• _DIRECTIONS FOR THIS TASK_
Wherever a line below holds the word "silts", copy that line.

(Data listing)
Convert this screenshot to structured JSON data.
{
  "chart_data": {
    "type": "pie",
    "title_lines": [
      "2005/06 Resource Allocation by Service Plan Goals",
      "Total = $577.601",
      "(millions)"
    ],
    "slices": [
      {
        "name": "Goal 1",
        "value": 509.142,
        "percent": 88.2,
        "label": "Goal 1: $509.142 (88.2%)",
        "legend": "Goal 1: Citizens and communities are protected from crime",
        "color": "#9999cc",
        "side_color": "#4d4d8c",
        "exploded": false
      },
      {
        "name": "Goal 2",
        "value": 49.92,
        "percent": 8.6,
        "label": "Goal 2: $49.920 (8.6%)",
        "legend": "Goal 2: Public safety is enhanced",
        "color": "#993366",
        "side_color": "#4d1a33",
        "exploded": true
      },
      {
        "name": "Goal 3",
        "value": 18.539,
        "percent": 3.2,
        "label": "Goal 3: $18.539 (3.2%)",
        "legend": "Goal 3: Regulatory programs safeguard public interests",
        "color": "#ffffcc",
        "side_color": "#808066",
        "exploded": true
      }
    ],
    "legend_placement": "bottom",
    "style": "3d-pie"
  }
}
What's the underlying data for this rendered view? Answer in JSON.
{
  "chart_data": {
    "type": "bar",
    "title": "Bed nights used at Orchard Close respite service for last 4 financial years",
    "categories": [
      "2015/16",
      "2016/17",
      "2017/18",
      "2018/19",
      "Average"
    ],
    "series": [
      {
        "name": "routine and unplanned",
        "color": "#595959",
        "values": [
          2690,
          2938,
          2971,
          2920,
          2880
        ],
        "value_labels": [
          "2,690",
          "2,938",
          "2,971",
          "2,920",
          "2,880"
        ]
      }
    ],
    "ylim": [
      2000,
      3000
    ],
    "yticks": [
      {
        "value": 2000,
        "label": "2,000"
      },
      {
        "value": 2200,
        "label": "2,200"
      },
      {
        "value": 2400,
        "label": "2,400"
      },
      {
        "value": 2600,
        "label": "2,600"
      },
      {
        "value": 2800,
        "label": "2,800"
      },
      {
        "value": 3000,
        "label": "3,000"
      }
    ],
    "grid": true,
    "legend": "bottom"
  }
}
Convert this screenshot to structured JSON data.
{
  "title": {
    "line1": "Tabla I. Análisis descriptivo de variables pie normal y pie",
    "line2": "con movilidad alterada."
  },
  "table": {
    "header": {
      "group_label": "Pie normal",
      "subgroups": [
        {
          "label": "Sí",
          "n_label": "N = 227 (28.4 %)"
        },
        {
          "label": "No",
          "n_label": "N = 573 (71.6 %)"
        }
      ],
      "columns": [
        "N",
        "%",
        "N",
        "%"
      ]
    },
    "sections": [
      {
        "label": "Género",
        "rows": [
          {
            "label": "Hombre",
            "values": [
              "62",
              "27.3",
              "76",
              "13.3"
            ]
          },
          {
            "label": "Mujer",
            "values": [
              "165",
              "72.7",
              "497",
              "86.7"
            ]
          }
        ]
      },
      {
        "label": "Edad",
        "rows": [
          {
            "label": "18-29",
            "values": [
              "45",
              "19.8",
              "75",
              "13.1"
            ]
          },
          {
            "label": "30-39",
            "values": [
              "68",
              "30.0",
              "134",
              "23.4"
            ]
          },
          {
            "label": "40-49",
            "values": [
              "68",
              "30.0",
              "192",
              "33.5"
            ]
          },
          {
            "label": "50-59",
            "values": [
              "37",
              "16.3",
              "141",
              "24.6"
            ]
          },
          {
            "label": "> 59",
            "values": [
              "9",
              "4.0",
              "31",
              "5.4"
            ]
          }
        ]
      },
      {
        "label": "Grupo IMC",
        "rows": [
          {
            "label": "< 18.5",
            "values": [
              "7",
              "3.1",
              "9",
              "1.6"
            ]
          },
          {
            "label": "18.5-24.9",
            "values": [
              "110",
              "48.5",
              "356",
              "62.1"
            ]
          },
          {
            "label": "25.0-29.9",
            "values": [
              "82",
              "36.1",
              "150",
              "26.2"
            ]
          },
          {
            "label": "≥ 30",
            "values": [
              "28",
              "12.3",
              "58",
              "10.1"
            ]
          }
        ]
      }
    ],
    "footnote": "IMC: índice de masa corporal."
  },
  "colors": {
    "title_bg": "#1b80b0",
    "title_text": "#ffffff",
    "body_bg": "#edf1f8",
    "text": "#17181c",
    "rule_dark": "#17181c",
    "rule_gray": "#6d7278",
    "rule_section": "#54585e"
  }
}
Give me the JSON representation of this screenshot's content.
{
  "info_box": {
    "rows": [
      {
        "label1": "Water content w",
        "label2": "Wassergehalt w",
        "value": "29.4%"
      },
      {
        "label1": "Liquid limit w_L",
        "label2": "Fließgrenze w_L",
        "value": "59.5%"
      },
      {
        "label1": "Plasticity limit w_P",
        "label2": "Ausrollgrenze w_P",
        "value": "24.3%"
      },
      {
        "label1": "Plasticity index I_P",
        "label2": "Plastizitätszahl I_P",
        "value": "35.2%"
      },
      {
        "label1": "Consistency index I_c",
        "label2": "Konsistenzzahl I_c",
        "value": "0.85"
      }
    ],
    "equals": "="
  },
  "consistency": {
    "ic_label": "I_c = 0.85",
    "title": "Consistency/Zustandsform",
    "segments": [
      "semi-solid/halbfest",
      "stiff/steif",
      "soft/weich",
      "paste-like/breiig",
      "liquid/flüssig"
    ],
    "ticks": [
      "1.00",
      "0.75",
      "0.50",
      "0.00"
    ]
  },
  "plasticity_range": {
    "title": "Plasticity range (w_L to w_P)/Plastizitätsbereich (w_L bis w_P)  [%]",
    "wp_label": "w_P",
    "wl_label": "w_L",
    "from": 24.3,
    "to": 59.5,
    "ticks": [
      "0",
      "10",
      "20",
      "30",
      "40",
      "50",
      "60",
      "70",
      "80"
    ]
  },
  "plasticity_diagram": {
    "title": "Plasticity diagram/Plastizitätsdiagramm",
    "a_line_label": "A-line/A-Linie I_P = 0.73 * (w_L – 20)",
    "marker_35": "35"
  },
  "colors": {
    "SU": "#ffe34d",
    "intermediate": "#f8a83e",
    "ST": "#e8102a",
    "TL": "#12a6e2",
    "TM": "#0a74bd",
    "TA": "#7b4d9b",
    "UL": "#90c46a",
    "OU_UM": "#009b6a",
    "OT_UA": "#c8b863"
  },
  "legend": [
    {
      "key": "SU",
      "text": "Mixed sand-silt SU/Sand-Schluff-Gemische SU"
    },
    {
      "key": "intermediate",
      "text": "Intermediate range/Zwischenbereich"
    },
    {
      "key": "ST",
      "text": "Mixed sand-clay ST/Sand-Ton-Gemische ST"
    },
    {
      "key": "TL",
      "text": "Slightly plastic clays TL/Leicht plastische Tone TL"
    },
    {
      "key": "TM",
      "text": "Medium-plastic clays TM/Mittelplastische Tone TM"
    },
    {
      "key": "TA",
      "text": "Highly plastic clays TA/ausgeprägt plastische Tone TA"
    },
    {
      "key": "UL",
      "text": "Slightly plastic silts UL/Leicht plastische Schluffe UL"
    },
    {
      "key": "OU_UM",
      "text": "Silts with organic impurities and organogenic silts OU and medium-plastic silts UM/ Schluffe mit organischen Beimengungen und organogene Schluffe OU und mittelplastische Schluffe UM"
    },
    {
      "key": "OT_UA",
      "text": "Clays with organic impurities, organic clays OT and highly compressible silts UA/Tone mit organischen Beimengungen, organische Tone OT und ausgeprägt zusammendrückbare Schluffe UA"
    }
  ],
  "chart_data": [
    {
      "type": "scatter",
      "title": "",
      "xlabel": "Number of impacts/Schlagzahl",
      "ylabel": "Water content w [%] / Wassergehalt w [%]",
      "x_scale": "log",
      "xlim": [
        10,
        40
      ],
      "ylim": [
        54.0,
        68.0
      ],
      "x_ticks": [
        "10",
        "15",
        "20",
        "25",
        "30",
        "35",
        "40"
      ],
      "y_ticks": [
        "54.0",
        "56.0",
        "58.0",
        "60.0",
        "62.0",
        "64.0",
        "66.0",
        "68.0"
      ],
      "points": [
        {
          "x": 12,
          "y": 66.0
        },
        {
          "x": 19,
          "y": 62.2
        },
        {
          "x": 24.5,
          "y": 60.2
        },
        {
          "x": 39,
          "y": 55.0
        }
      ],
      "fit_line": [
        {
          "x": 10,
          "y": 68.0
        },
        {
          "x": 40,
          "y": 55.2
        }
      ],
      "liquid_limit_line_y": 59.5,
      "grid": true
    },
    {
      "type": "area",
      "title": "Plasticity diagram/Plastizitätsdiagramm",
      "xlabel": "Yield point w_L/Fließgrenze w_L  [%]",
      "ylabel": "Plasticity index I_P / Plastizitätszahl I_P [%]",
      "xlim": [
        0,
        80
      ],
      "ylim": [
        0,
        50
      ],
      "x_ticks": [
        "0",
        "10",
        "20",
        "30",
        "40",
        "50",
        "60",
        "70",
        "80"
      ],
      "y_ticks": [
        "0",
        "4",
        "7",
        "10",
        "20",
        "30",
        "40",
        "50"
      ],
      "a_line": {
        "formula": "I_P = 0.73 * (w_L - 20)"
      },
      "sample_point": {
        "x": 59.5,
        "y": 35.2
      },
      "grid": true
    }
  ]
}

• _RESPONSE_
      "text": "Slightly plastic silts UL/Leicht plastische Schluffe UL"
      "text": "Silts with organic impurities and organogenic silts OU and medium-plastic silts UM/ Schluffe mit organischen Beimengungen und organogene Schluffe OU und mittelplastische Schluffe UM"
      "text": "Clays with organic impurities, organic clays OT and highly compressible silts UA/Tone mit organischen Beimengungen, organische Tone OT und ausgeprägt zusammendrückbare Schluffe UA"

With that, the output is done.